▶ _EXERCISE_
Report each line of the data that includes the word "THERE".

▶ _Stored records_
○ ○ ○ ○ ○ ○ ○

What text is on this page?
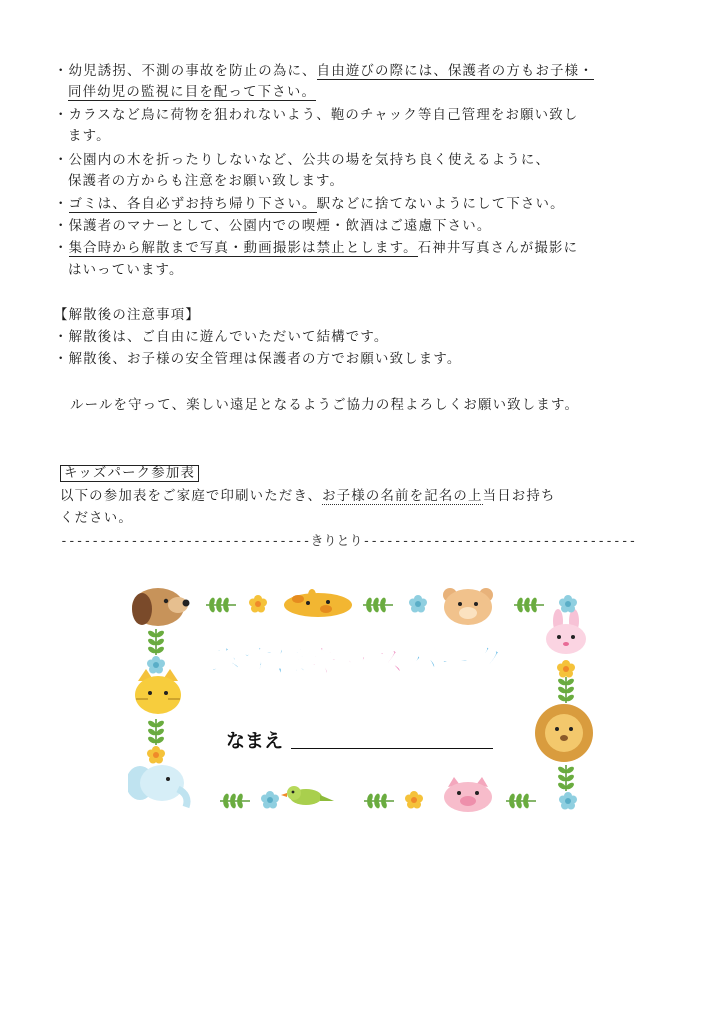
・幼児誘拐、不測の事故を防止の為に、自由遊びの際には、保護者の方もお子様・
同伴幼児の監視に目を配って下さい。
・カラスなど鳥に荷物を狙われないよう、鞄のチャック等自己管理をお願い致し
ます。
・公園内の木を折ったりしないなど、公共の場を気持ち良く使えるように、
保護者の方からも注意をお願い致します。
・ゴミは、各自必ずお持ち帰り下さい。駅などに捨てないようにして下さい。
・保護者のマナーとして、公園内での喫煙・飲酒はご遠慮下さい。
・集合時から解散まで写真・動画撮影は禁止とします。石神井写真さんが撮影に
はいっています。
【解散後の注意事項】
・解散後は、ご自由に遊んでいただいて結構です。
・解散後、お子様の安全管理は保護者の方でお願い致します。
ルールを守って、楽しい遠足となるようご協力の程よろしくお願い致します。
キッズパーク参加表
以下の参加表をご家庭で印刷いただき、お子様の名前を記名の上当日お持ち
ください。
--------------------------------きりとり-----------------------------------
みずほキッズパーク
なまえ
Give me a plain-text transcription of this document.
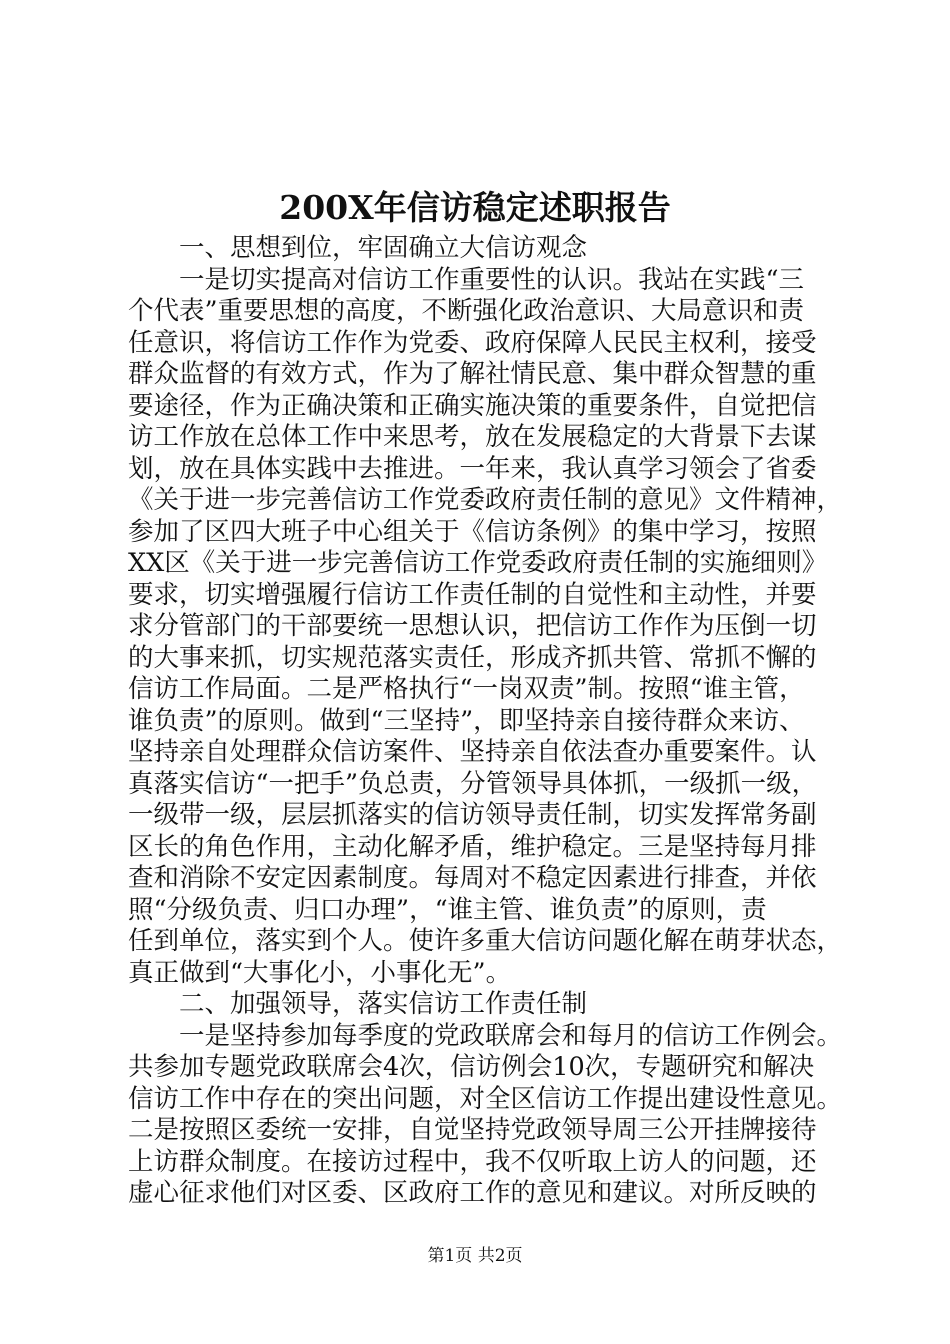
200X年信访稳定述职报告

一、思想到位，牢固确立大信访观念

一是切实提高对信访工作重要性的认识。我站在实践“三

个代表”重要思想的高度，不断强化政治意识、大局意识和责

任意识，将信访工作作为党委、政府保障人民民主权利，接受

群众监督的有效方式，作为了解社情民意、集中群众智慧的重

要途径，作为正确决策和正确实施决策的重要条件，自觉把信

访工作放在总体工作中来思考，放在发展稳定的大背景下去谋

划，放在具体实践中去推进。一年来，我认真学习领会了省委

《关于进一步完善信访工作党委政府责任制的意见》文件精神，

参加了区四大班子中心组关于《信访条例》的集中学习，按照

XX区《关于进一步完善信访工作党委政府责任制的实施细则》

要求，切实增强履行信访工作责任制的自觉性和主动性，并要

求分管部门的干部要统一思想认识，把信访工作作为压倒一切

的大事来抓，切实规范落实责任，形成齐抓共管、常抓不懈的

信访工作局面。二是严格执行“一岗双责”制。按照“谁主管，

谁负责”的原则。做到“三坚持”，即坚持亲自接待群众来访、

坚持亲自处理群众信访案件、坚持亲自依法查办重要案件。认

真落实信访“一把手”负总责，分管领导具体抓，一级抓一级，

一级带一级，层层抓落实的信访领导责任制，切实发挥常务副

区长的角色作用，主动化解矛盾，维护稳定。三是坚持每月排

查和消除不安定因素制度。每周对不稳定因素进行排查，并依

照“分级负责、归口办理”，“谁主管、谁负责”的原则，责

任到单位，落实到个人。使许多重大信访问题化解在萌芽状态，

真正做到“大事化小，小事化无”。

二、加强领导，落实信访工作责任制

一是坚持参加每季度的党政联席会和每月的信访工作例会。

共参加专题党政联席会4次，信访例会10次，专题研究和解决

信访工作中存在的突出问题，对全区信访工作提出建设性意见。

二是按照区委统一安排，自觉坚持党政领导周三公开挂牌接待

上访群众制度。在接访过程中，我不仅听取上访人的问题，还

虚心征求他们对区委、区政府工作的意见和建议。对所反映的

第1页 共2页
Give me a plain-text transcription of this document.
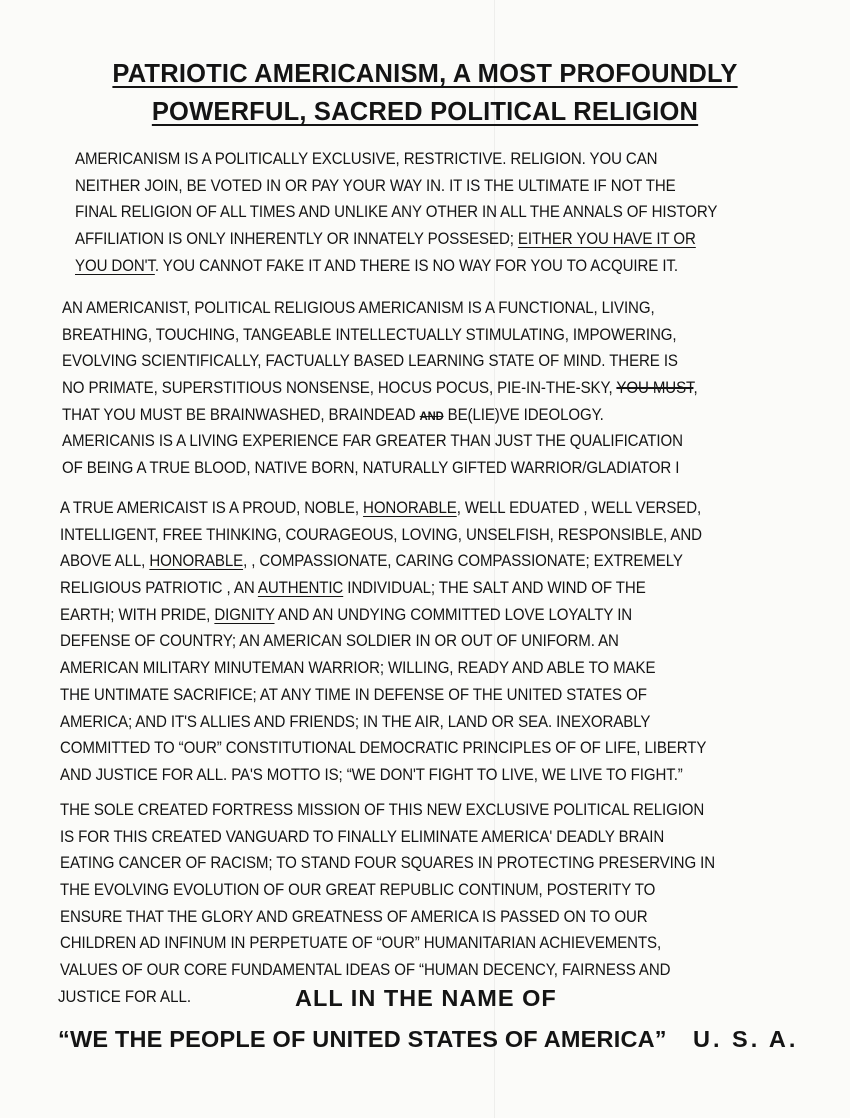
PATRIOTIC AMERICANISM, A MOST PROFOUNDLY
POWERFUL, SACRED POLITICAL RELIGION
AMERICANISM IS A POLITICALLY EXCLUSIVE, RESTRICTIVE. RELIGION. YOU CAN
NEITHER JOIN, BE VOTED IN OR PAY YOUR WAY IN. IT IS THE ULTIMATE IF NOT THE
FINAL RELIGION OF ALL TIMES AND UNLIKE ANY OTHER IN ALL THE ANNALS OF HISTORY
AFFILIATION IS ONLY INHERENTLY OR INNATELY POSSESED; EITHER YOU HAVE IT OR
YOU DON'T. YOU CANNOT FAKE IT AND THERE IS NO WAY FOR YOU TO ACQUIRE IT.
AN AMERICANIST, POLITICAL RELIGIOUS AMERICANISM IS A FUNCTIONAL, LIVING,
BREATHING, TOUCHING, TANGEABLE INTELLECTUALLY STIMULATING, IMPOWERING,
EVOLVING SCIENTIFICALLY, FACTUALLY BASED LEARNING STATE OF MIND. THERE IS
NO PRIMATE, SUPERSTITIOUS NONSENSE, HOCUS POCUS, PIE-IN-THE-SKY, YOU MUST,
THAT YOU MUST BE BRAINWASHED, BRAINDEAD AND BE(LIE)VE IDEOLOGY.
AMERICANIS IS A LIVING EXPERIENCE FAR GREATER THAN JUST THE QUALIFICATION
OF BEING A TRUE BLOOD, NATIVE BORN, NATURALLY GIFTED WARRIOR/GLADIATOR I
A TRUE AMERICAIST IS A PROUD, NOBLE, HONORABLE, WELL EDUATED , WELL VERSED,
INTELLIGENT, FREE THINKING, COURAGEOUS, LOVING, UNSELFISH, RESPONSIBLE, AND
ABOVE ALL, HONORABLE, , COMPASSIONATE, CARING COMPASSIONATE; EXTREMELY
RELIGIOUS PATRIOTIC , AN AUTHENTIC INDIVIDUAL; THE SALT AND WIND OF THE
EARTH; WITH PRIDE, DIGNITY AND AN UNDYING COMMITTED LOVE LOYALTY IN
DEFENSE OF COUNTRY; AN AMERICAN SOLDIER IN OR OUT OF UNIFORM. AN
AMERICAN MILITARY MINUTEMAN WARRIOR; WILLING, READY AND ABLE TO MAKE
THE UNTIMATE SACRIFICE; AT ANY TIME IN DEFENSE OF THE UNITED STATES OF
AMERICA; AND IT'S ALLIES AND FRIENDS; IN THE AIR, LAND OR SEA. INEXORABLY
COMMITTED TO “OUR” CONSTITUTIONAL DEMOCRATIC PRINCIPLES OF OF LIFE, LIBERTY
AND JUSTICE FOR ALL. PA'S MOTTO IS; “WE DON'T FIGHT TO LIVE, WE LIVE TO FIGHT.”
THE SOLE CREATED FORTRESS MISSION OF THIS NEW EXCLUSIVE POLITICAL RELIGION
IS FOR THIS CREATED VANGUARD TO FINALLY ELIMINATE AMERICA' DEADLY BRAIN
EATING CANCER OF RACISM; TO STAND FOUR SQUARES IN PROTECTING PRESERVING IN
THE EVOLVING EVOLUTION OF OUR GREAT REPUBLIC CONTINUM, POSTERITY TO
ENSURE THAT THE GLORY AND GREATNESS OF AMERICA IS PASSED ON TO OUR
CHILDREN AD INFINUM IN PERPETUATE OF “OUR” HUMANITARIAN ACHIEVEMENTS,
VALUES OF OUR CORE FUNDAMENTAL IDEAS OF “HUMAN DECENCY, FAIRNESS AND
JUSTICE FOR ALL.	ALL IN THE NAME OF
“WE THE PEOPLE OF UNITED STATES OF AMERICA” U. S. A.
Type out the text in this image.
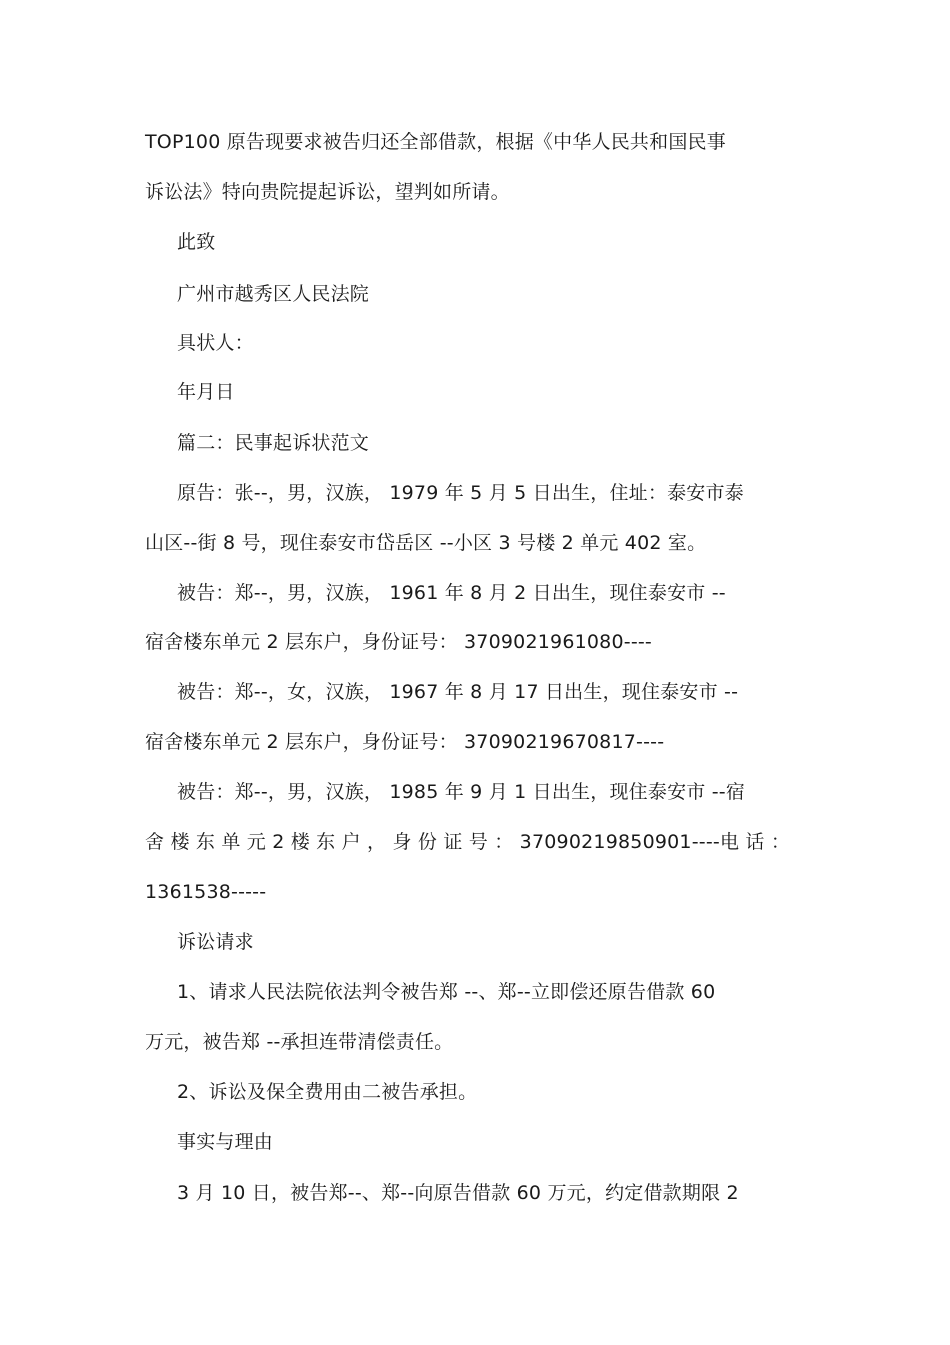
TOP100 原告现要求被告归还全部借款，根据《中华人民共和国民事
诉讼法》特向贵院提起诉讼，望判如所请。
此致
广州市越秀区人民法院
具状人：
年月日
篇二：民事起诉状范文
原告：张--，男，汉族， 1979 年 5 月 5 日出生，住址：泰安市泰
山区--街 8 号，现住泰安市岱岳区 --小区 3 号楼 2 单元 402 室。
被告：郑--，男，汉族， 1961 年 8 月 2 日出生，现住泰安市 --
宿舍楼东单元 2 层东户，身份证号： 3709021961080----
被告：郑--，女，汉族， 1967 年 8 月 17 日出生，现住泰安市 --
宿舍楼东单元 2 层东户，身份证号： 37090219670817----
被告：郑--，男，汉族， 1985 年 9 月 1 日出生，现住泰安市 --宿
舍 楼 东 单 元 2 楼 东 户 ， 身 份 证 号 ： 37090219850901----电 话 ：
1361538-----
诉讼请求
1、请求人民法院依法判令被告郑 --、郑--立即偿还原告借款 60
万元，被告郑 --承担连带清偿责任。
2、诉讼及保全费用由二被告承担。
事实与理由
3 月 10 日，被告郑--、郑--向原告借款 60 万元，约定借款期限 2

○ ○ ○ ○ ○ ○ ○

▶ _TASK RESPONSE_
YOU DON'T. YOU CANNOT FAKE IT AND THERE IS NO WAY FOR YOU TO ACQUIRE IT.
EVOLVING SCIENTIFICALLY, FACTUALLY BASED LEARNING STATE OF MIND. THERE IS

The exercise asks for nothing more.